** Begin **

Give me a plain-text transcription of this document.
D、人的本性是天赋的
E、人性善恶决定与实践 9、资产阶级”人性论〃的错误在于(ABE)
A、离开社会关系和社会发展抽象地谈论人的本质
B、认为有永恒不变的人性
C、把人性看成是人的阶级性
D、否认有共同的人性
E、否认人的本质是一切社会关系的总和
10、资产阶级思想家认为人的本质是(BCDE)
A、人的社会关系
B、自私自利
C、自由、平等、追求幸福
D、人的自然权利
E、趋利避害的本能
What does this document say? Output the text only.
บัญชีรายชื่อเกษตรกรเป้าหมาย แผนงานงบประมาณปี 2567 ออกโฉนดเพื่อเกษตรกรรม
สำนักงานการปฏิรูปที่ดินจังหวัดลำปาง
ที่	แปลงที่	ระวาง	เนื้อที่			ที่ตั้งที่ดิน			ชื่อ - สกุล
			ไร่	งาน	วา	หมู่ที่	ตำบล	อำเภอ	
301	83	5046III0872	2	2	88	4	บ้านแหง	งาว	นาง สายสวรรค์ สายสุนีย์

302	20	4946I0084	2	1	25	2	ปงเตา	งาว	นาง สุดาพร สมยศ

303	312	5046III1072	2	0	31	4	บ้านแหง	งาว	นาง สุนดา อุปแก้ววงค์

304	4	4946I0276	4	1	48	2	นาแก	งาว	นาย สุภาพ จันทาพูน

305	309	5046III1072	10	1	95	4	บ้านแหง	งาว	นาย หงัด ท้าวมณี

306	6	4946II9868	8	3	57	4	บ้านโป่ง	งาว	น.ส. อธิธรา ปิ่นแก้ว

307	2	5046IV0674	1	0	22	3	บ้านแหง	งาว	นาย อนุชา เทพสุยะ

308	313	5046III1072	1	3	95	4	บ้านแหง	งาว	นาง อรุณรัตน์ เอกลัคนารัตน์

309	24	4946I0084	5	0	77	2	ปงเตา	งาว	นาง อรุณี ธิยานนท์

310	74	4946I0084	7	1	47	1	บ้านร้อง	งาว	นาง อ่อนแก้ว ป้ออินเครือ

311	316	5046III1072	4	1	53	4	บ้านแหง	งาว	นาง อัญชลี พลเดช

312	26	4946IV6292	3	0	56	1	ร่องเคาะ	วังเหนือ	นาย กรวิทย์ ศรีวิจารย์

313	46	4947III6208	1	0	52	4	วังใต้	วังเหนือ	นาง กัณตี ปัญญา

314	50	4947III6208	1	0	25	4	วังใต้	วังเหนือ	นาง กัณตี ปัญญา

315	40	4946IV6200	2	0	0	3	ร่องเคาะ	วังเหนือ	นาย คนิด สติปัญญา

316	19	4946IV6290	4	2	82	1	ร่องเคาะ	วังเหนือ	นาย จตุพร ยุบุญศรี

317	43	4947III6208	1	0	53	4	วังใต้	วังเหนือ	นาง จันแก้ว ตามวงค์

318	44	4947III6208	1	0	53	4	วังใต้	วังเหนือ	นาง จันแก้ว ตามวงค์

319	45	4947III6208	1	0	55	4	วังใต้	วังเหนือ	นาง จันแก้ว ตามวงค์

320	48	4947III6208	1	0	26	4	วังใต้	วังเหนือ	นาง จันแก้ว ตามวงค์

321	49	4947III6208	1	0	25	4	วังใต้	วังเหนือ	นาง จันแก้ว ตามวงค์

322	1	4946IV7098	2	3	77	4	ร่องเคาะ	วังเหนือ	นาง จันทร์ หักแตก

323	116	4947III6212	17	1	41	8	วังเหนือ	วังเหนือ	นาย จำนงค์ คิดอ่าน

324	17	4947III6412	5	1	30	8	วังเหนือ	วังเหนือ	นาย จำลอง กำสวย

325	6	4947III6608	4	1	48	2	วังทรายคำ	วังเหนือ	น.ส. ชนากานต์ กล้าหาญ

** End **

> Problem description: Pick out lines containing the word "this", each one as written.

> Result:
Give me a plain-text transcription of this document.
What does this document say? Output the text only.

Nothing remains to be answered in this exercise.